Data entries:
################

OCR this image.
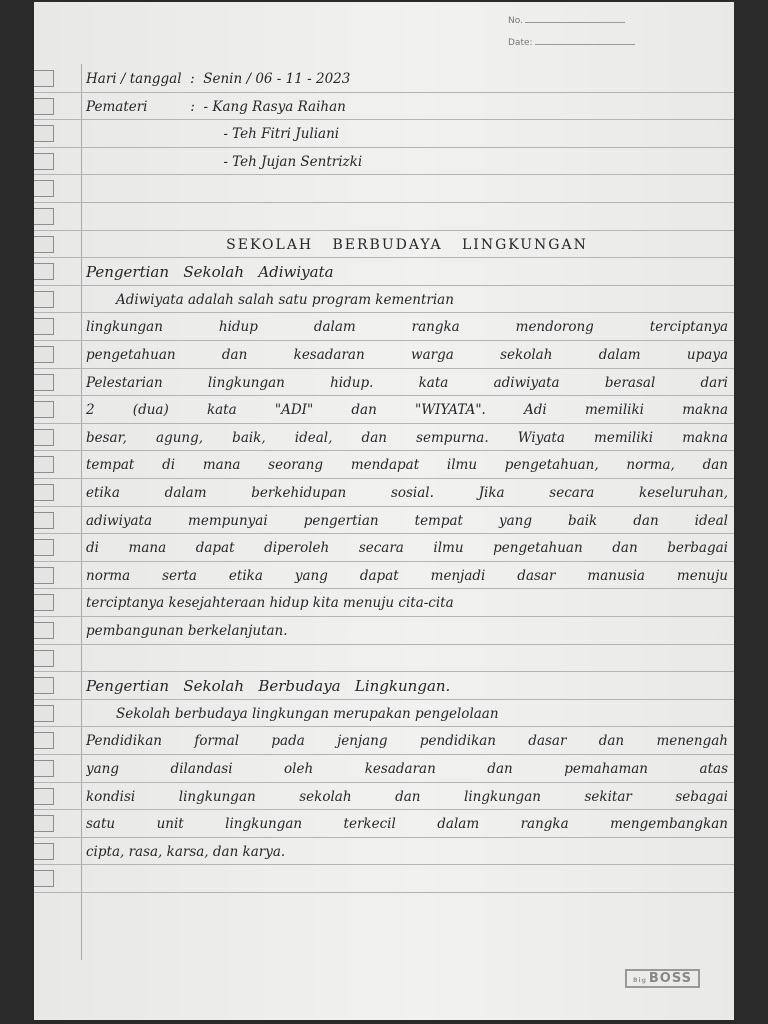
No.
Date:
Hari / tanggal  :  Senin / 06 - 11 - 2023
Pemateri          :  - Kang Rasya Raihan
- Teh Fitri Juliani
- Teh Jujan Sentrizki
SEKOLAH   BERBUDAYA   LINGKUNGAN
Pengertian   Sekolah   Adiwiyata
Adiwiyata adalah salah satu program kementrian
lingkungan hidup dalam rangka mendorong terciptanya
pengetahuan dan kesadaran warga sekolah dalam upaya
Pelestarian lingkungan hidup. kata adiwiyata berasal dari
2 (dua) kata "ADI" dan "WIYATA". Adi memiliki makna
besar, agung, baik, ideal, dan sempurna. Wiyata memiliki makna
tempat di mana seorang mendapat ilmu pengetahuan, norma, dan
etika dalam berkehidupan sosial. Jika secara keseluruhan,
adiwiyata mempunyai pengertian tempat yang baik dan ideal
di mana dapat diperoleh secara ilmu pengetahuan dan berbagai
norma serta etika yang dapat menjadi dasar manusia menuju
terciptanya kesejahteraan hidup kita menuju cita-cita
pembangunan berkelanjutan.
Pengertian   Sekolah   Berbudaya   Lingkungan.
Sekolah berbudaya lingkungan merupakan pengelolaan
Pendidikan formal pada jenjang pendidikan dasar dan menengah
yang dilandasi oleh kesadaran dan pemahaman atas
kondisi lingkungan sekolah dan lingkungan sekitar sebagai
satu unit lingkungan terkecil dalam rangka mengembangkan
cipta, rasa, karsa, dan karya.
Big BOSS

################

• _Written problem_
Copy out each line exactly, without the pictures.

• _Solution to the problem_
OCR this image.
No.
Date:
Hari / tanggal  :  Senin / 06 - 11 - 2023
Pemateri          :  - Kang Rasya Raihan
- Teh Fitri Juliani
- Teh Jujan Sentrizki
SEKOLAH   BERBUDAYA   LINGKUNGAN
Pengertian   Sekolah   Adiwiyata
Adiwiyata adalah salah satu program kementrian
lingkungan hidup dalam rangka mendorong terciptanya
pengetahuan dan kesadaran warga sekolah dalam upaya
Pelestarian lingkungan hidup. kata adiwiyata berasal dari
2 (dua) kata "ADI" dan "WIYATA". Adi memiliki makna
besar, agung, baik, ideal, dan sempurna. Wiyata memiliki makna
tempat di mana seorang mendapat ilmu pengetahuan, norma, dan
etika dalam berkehidupan sosial. Jika secara keseluruhan,
adiwiyata mempunyai pengertian tempat yang baik dan ideal
di mana dapat diperoleh secara ilmu pengetahuan dan berbagai
norma serta etika yang dapat menjadi dasar manusia menuju
terciptanya kesejahteraan hidup kita menuju cita-cita
pembangunan berkelanjutan.
Pengertian   Sekolah   Berbudaya   Lingkungan.
Sekolah berbudaya lingkungan merupakan pengelolaan
Pendidikan formal pada jenjang pendidikan dasar dan menengah
yang dilandasi oleh kesadaran dan pemahaman atas
kondisi lingkungan sekolah dan lingkungan sekitar sebagai
satu unit lingkungan terkecil dalam rangka mengembangkan
cipta, rasa, karsa, dan karya.
Big BOSS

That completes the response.